(Data records)
___
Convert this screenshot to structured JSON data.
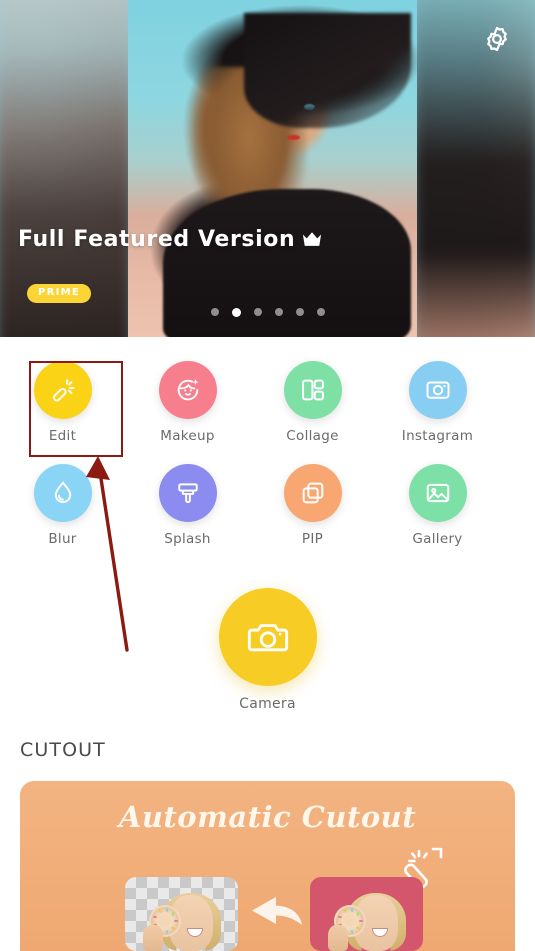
{
  "banner": {
    "title": "Full Featured Version",
    "crown_icon": "crown-icon",
    "badge": "PRIME",
    "settings_icon": "gear-icon",
    "dot_count": 6,
    "active_dot_index": 1
  },
  "tools": {
    "row1": [
      {
        "label": "Edit",
        "icon": "magic-wand-icon",
        "color": "#FBD316"
      },
      {
        "label": "Makeup",
        "icon": "face-sparkle-icon",
        "color": "#F77F8D"
      },
      {
        "label": "Collage",
        "icon": "grid-layout-icon",
        "color": "#7EE0A4"
      },
      {
        "label": "Instagram",
        "icon": "instagram-camera-icon",
        "color": "#87CEF2"
      }
    ],
    "row2": [
      {
        "label": "Blur",
        "icon": "water-drop-icon",
        "color": "#8AD4F5"
      },
      {
        "label": "Splash",
        "icon": "paint-brush-icon",
        "color": "#8C8CF0"
      },
      {
        "label": "PIP",
        "icon": "stacked-squares-icon",
        "color": "#F8A772"
      },
      {
        "label": "Gallery",
        "icon": "photo-image-icon",
        "color": "#7DE0A6"
      }
    ],
    "camera": {
      "label": "Camera",
      "icon": "camera-icon",
      "color": "#F7CC24"
    }
  },
  "cutout": {
    "heading": "CUTOUT",
    "card_title": "Automatic Cutout",
    "card_icon": "cutout-wand-icon",
    "card_color": "#EFA871",
    "thumb_right_color": "#D4566C",
    "arrow_icon": "arrow-left-icon"
  },
  "annotation": {
    "highlight_target": "Edit",
    "color": "#8C1A12"
  }
}
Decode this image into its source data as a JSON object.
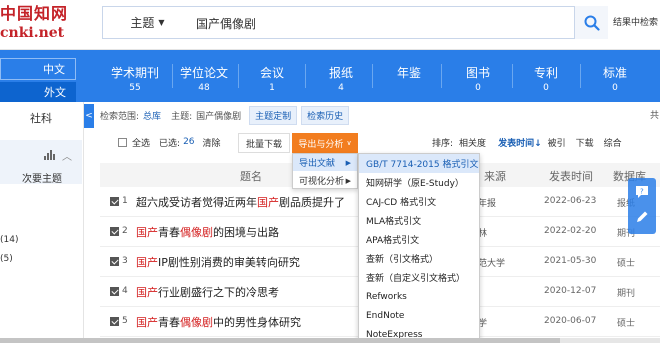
{
  "logo": {
    "line1": "中国知网",
    "line2": "cnki.net"
  },
  "search": {
    "field": "主题",
    "query": "国产偶像剧",
    "in_results": "结果中检索"
  },
  "lang": {
    "zh": "中文",
    "en": "外文"
  },
  "nav": [
    {
      "label": "学术期刊",
      "count": "55"
    },
    {
      "label": "学位论文",
      "count": "48"
    },
    {
      "label": "会议",
      "count": "1"
    },
    {
      "label": "报纸",
      "count": "4"
    },
    {
      "label": "年鉴",
      "count": ""
    },
    {
      "label": "图书",
      "count": "0"
    },
    {
      "label": "专利",
      "count": "0"
    },
    {
      "label": "标准",
      "count": "0"
    }
  ],
  "left": {
    "tab": "社科",
    "sub": "次要主题",
    "counts": [
      "(14)",
      "(5)"
    ]
  },
  "scope": {
    "label": "检索范围:",
    "value": "总库",
    "topic_label": "主题:",
    "topic_value": "国产偶像剧",
    "btn_custom": "主题定制",
    "btn_history": "检索历史",
    "right_hint": "共"
  },
  "tools": {
    "select_all": "全选",
    "selected_label": "已选:",
    "selected_count": "26",
    "clear": "清除",
    "batch_download": "批量下载",
    "export": "导出与分析",
    "sort_label": "排序:",
    "sort_options": [
      "相关度",
      "发表时间",
      "被引",
      "下载",
      "综合"
    ],
    "sort_active": "发表时间"
  },
  "table": {
    "headers": [
      "题名",
      "来源",
      "发表时间",
      "数据库"
    ],
    "rows": [
      {
        "n": "1",
        "pre": "超六成受访者觉得近两年",
        "hl": "国产",
        "post": "剧品质提升了",
        "source": "年报",
        "date": "2022-06-23",
        "db": "报纸"
      },
      {
        "n": "2",
        "pre": "",
        "hl": "国产",
        "mid": "青春",
        "hl2": "偶像剧",
        "post": "的困境与出路",
        "source": "林",
        "date": "2022-02-20",
        "db": "期刊"
      },
      {
        "n": "3",
        "pre": "",
        "hl": "国产",
        "post": "IP剧性别消费的审美转向研究",
        "source": "范大学",
        "date": "2021-05-30",
        "db": "硕士"
      },
      {
        "n": "4",
        "pre": "",
        "hl": "国产",
        "post": "行业剧盛行之下的冷思考",
        "source": "",
        "date": "2020-12-07",
        "db": "期刊"
      },
      {
        "n": "5",
        "pre": "",
        "hl": "国产",
        "mid": "青春",
        "hl2": "偶像剧",
        "post": "中的男性身体研究",
        "source": "学",
        "date": "2020-06-07",
        "db": "硕士"
      }
    ]
  },
  "export_menu": [
    {
      "label": "导出文献",
      "arrow": "▶"
    },
    {
      "label": "可视化分析",
      "arrow": "▶"
    }
  ],
  "cite_menu": [
    "GB/T 7714-2015 格式引文",
    "知网研学（原E-Study）",
    "CAJ-CD 格式引文",
    "MLA格式引文",
    "APA格式引文",
    "查新（引文格式）",
    "查新（自定义引文格式）",
    "Refworks",
    "EndNote",
    "NoteExpress"
  ],
  "colors": {
    "brand_blue": "#2a7ee8",
    "export_orange": "#f27d1f",
    "highlight_red": "#d42020",
    "logo_red": "#c42228"
  }
}
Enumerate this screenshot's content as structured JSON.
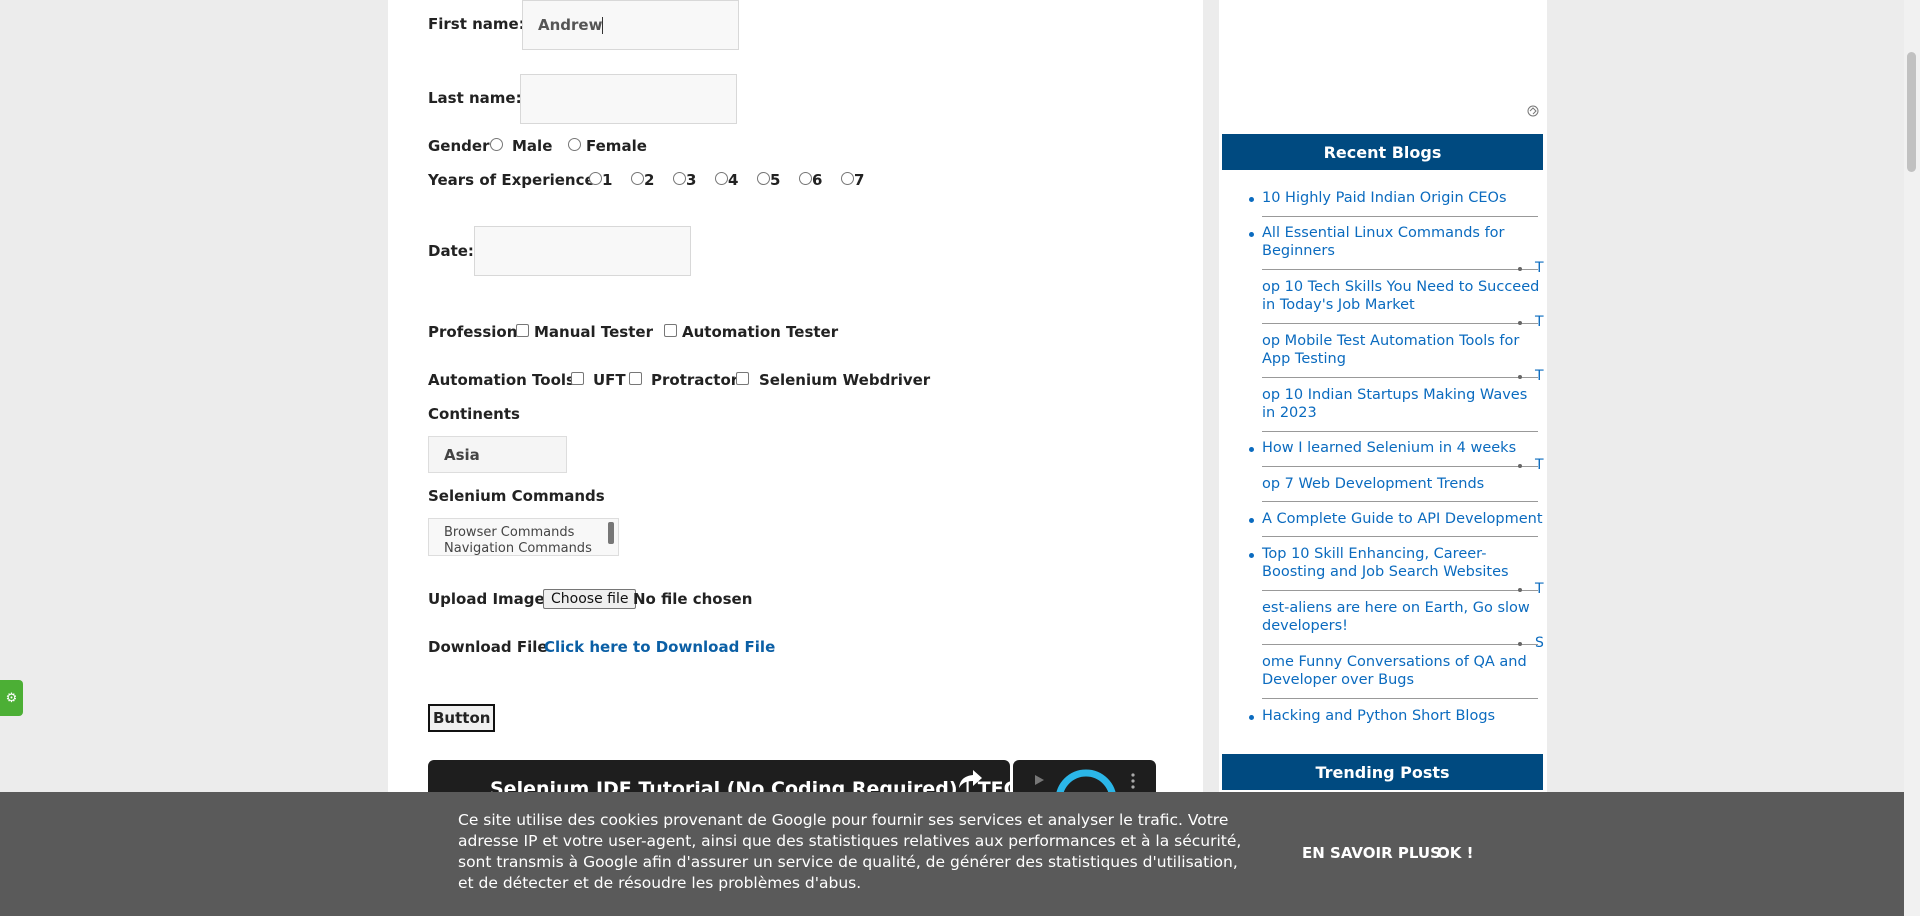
{
  "form": {
    "first_name_label": "First name:",
    "first_name_value": "Andrew",
    "last_name_label": "Last name:",
    "last_name_value": "",
    "gender_label": "Gender",
    "gender_male": "Male",
    "gender_female": "Female",
    "experience_label": "Years of Experience",
    "experience_options": [
      "1",
      "2",
      "3",
      "4",
      "5",
      "6",
      "7"
    ],
    "date_label": "Date:",
    "date_value": "",
    "profession_label": "Profession",
    "profession_manual": "Manual Tester",
    "profession_auto": "Automation Tester",
    "tools_label": "Automation Tools",
    "tool_uft": "UFT",
    "tool_protractor": "Protractor",
    "tool_selenium": "Selenium Webdriver",
    "continents_label": "Continents",
    "continents_value": "Asia",
    "commands_label": "Selenium Commands",
    "commands_options": [
      "Browser Commands",
      "Navigation Commands"
    ],
    "upload_label": "Upload Image",
    "upload_button": "Choose file",
    "upload_status": "No file chosen",
    "download_label": "Download File",
    "download_link": "Click here to Download File",
    "button_label": "Button"
  },
  "video": {
    "title": "Selenium IDE Tutorial (No Coding Required) | TEC"
  },
  "sidebar": {
    "recent_blogs_title": "Recent Blogs",
    "blogs": [
      "10 Highly Paid Indian Origin CEOs",
      "All Essential Linux Commands for Beginners",
      "op 10 Tech Skills You Need to Succeed in Today's Job Market",
      "op Mobile Test Automation Tools for App Testing",
      "op 10 Indian Startups Making Waves in 2023",
      "How I learned Selenium in 4 weeks",
      "op 7 Web Development Trends",
      "A Complete Guide to API Development",
      "Top 10 Skill Enhancing, Career-Boosting and Job Search Websites",
      "est-aliens are here on Earth, Go slow developers!",
      "ome Funny Conversations of QA and Developer over Bugs",
      "Hacking and Python Short Blogs"
    ],
    "overflow_chars": [
      "T",
      "T",
      "T",
      "T",
      "T",
      "S"
    ],
    "trending_title": "Trending Posts"
  },
  "cookie": {
    "text": "Ce site utilise des cookies provenant de Google pour fournir ses services et analyser le trafic. Votre adresse IP et votre user-agent, ainsi que des statistiques relatives aux performances et à la sécurité, sont transmis à Google afin d'assurer un service de qualité, de générer des statistiques d'utilisation, et de détecter et de résoudre les problèmes d'abus.",
    "learn_more": "EN SAVOIR PLUS",
    "ok": "OK !"
  },
  "colors": {
    "link": "#0b5fa5",
    "widget_header": "#004a80",
    "cookie_bg": "#5a5a5a",
    "gear_tab": "#4caf35"
  }
}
___
From start to finish, output the listing exactly, but omit its pictures.

Convert this screenshot to structured JSON data.
{
  "banner": {
    "title": "Full Featured Version",
    "crown_icon": "crown-icon",
    "badge": "PRIME",
    "settings_icon": "gear-icon",
    "dot_count": 6,
    "active_dot_index": 1
  },
  "tools": {
    "row1": [
      {
        "label": "Edit",
        "icon": "magic-wand-icon",
        "color": "#FBD316"
      },
      {
        "label": "Makeup",
        "icon": "face-sparkle-icon",
        "color": "#F77F8D"
      },
      {
        "label": "Collage",
        "icon": "grid-layout-icon",
        "color": "#7EE0A4"
      },
      {
        "label": "Instagram",
        "icon": "instagram-camera-icon",
        "color": "#87CEF2"
      }
    ],
    "row2": [
      {
        "label": "Blur",
        "icon": "water-drop-icon",
        "color": "#8AD4F5"
      },
      {
        "label": "Splash",
        "icon": "paint-brush-icon",
        "color": "#8C8CF0"
      },
      {
        "label": "PIP",
        "icon": "stacked-squares-icon",
        "color": "#F8A772"
      },
      {
        "label": "Gallery",
        "icon": "photo-image-icon",
        "color": "#7DE0A6"
      }
    ],
    "camera": {
      "label": "Camera",
      "icon": "camera-icon",
      "color": "#F7CC24"
    }
  },
  "cutout": {
    "heading": "CUTOUT",
    "card_title": "Automatic Cutout",
    "card_icon": "cutout-wand-icon",
    "card_color": "#EFA871",
    "thumb_right_color": "#D4566C",
    "arrow_icon": "arrow-left-icon"
  },
  "annotation": {
    "highlight_target": "Edit",
    "color": "#8C1A12"
  }
}
Decode this image into its source data as a JSON object.
{
  "logo": {
    "line1": "中国知网",
    "line2": "cnki.net"
  },
  "search": {
    "field": "主题",
    "query": "国产偶像剧",
    "in_results": "结果中检索"
  },
  "lang": {
    "zh": "中文",
    "en": "外文"
  },
  "nav": [
    {
      "label": "学术期刊",
      "count": "55"
    },
    {
      "label": "学位论文",
      "count": "48"
    },
    {
      "label": "会议",
      "count": "1"
    },
    {
      "label": "报纸",
      "count": "4"
    },
    {
      "label": "年鉴",
      "count": ""
    },
    {
      "label": "图书",
      "count": "0"
    },
    {
      "label": "专利",
      "count": "0"
    },
    {
      "label": "标准",
      "count": "0"
    }
  ],
  "left": {
    "tab": "社科",
    "sub": "次要主题",
    "counts": [
      "(14)",
      "(5)"
    ]
  },
  "scope": {
    "label": "检索范围:",
    "value": "总库",
    "topic_label": "主题:",
    "topic_value": "国产偶像剧",
    "btn_custom": "主题定制",
    "btn_history": "检索历史",
    "right_hint": "共"
  },
  "tools": {
    "select_all": "全选",
    "selected_label": "已选:",
    "selected_count": "26",
    "clear": "清除",
    "batch_download": "批量下载",
    "export": "导出与分析",
    "sort_label": "排序:",
    "sort_options": [
      "相关度",
      "发表时间",
      "被引",
      "下载",
      "综合"
    ],
    "sort_active": "发表时间"
  },
  "table": {
    "headers": [
      "题名",
      "来源",
      "发表时间",
      "数据库"
    ],
    "rows": [
      {
        "n": "1",
        "pre": "超六成受访者觉得近两年",
        "hl": "国产",
        "post": "剧品质提升了",
        "source": "年报",
        "date": "2022-06-23",
        "db": "报纸"
      },
      {
        "n": "2",
        "pre": "",
        "hl": "国产",
        "mid": "青春",
        "hl2": "偶像剧",
        "post": "的困境与出路",
        "source": "林",
        "date": "2022-02-20",
        "db": "期刊"
      },
      {
        "n": "3",
        "pre": "",
        "hl": "国产",
        "post": "IP剧性别消费的审美转向研究",
        "source": "范大学",
        "date": "2021-05-30",
        "db": "硕士"
      },
      {
        "n": "4",
        "pre": "",
        "hl": "国产",
        "post": "行业剧盛行之下的冷思考",
        "source": "",
        "date": "2020-12-07",
        "db": "期刊"
      },
      {
        "n": "5",
        "pre": "",
        "hl": "国产",
        "mid": "青春",
        "hl2": "偶像剧",
        "post": "中的男性身体研究",
        "source": "学",
        "date": "2020-06-07",
        "db": "硕士"
      }
    ]
  },
  "export_menu": [
    {
      "label": "导出文献",
      "arrow": "▶"
    },
    {
      "label": "可视化分析",
      "arrow": "▶"
    }
  ],
  "cite_menu": [
    "GB/T 7714-2015 格式引文",
    "知网研学（原E-Study）",
    "CAJ-CD 格式引文",
    "MLA格式引文",
    "APA格式引文",
    "查新（引文格式）",
    "查新（自定义引文格式）",
    "Refworks",
    "EndNote",
    "NoteExpress"
  ],
  "colors": {
    "brand_blue": "#2a7ee8",
    "export_orange": "#f27d1f",
    "highlight_red": "#d42020",
    "logo_red": "#c42228"
  }
}
Enumerate this screenshot's content as structured JSON.
{
  "form": {
    "first_name_label": "First name:",
    "first_name_value": "Andrew",
    "last_name_label": "Last name:",
    "last_name_value": "",
    "gender_label": "Gender",
    "gender_male": "Male",
    "gender_female": "Female",
    "experience_label": "Years of Experience",
    "experience_options": [
      "1",
      "2",
      "3",
      "4",
      "5",
      "6",
      "7"
    ],
    "date_label": "Date:",
    "date_value": "",
    "profession_label": "Profession",
    "profession_manual": "Manual Tester",
    "profession_auto": "Automation Tester",
    "tools_label": "Automation Tools",
    "tool_uft": "UFT",
    "tool_protractor": "Protractor",
    "tool_selenium": "Selenium Webdriver",
    "continents_label": "Continents",
    "continents_value": "Asia",
    "commands_label": "Selenium Commands",
    "commands_options": [
      "Browser Commands",
      "Navigation Commands"
    ],
    "upload_label": "Upload Image",
    "upload_button": "Choose file",
    "upload_status": "No file chosen",
    "download_label": "Download File",
    "download_link": "Click here to Download File",
    "button_label": "Button"
  },
  "video": {
    "title": "Selenium IDE Tutorial (No Coding Required) | TEC"
  },
  "sidebar": {
    "recent_blogs_title": "Recent Blogs",
    "blogs": [
      "10 Highly Paid Indian Origin CEOs",
      "All Essential Linux Commands for Beginners",
      "op 10 Tech Skills You Need to Succeed in Today's Job Market",
      "op Mobile Test Automation Tools for App Testing",
      "op 10 Indian Startups Making Waves in 2023",
      "How I learned Selenium in 4 weeks",
      "op 7 Web Development Trends",
      "A Complete Guide to API Development",
      "Top 10 Skill Enhancing, Career-Boosting and Job Search Websites",
      "est-aliens are here on Earth, Go slow developers!",
      "ome Funny Conversations of QA and Developer over Bugs",
      "Hacking and Python Short Blogs"
    ],
    "overflow_chars": [
      "T",
      "T",
      "T",
      "T",
      "T",
      "S"
    ],
    "trending_title": "Trending Posts"
  },
  "cookie": {
    "text": "Ce site utilise des cookies provenant de Google pour fournir ses services et analyser le trafic. Votre adresse IP et votre user-agent, ainsi que des statistiques relatives aux performances et à la sécurité, sont transmis à Google afin d'assurer un service de qualité, de générer des statistiques d'utilisation, et de détecter et de résoudre les problèmes d'abus.",
    "learn_more": "EN SAVOIR PLUS",
    "ok": "OK !"
  },
  "colors": {
    "link": "#0b5fa5",
    "widget_header": "#004a80",
    "cookie_bg": "#5a5a5a",
    "gear_tab": "#4caf35"
  }
}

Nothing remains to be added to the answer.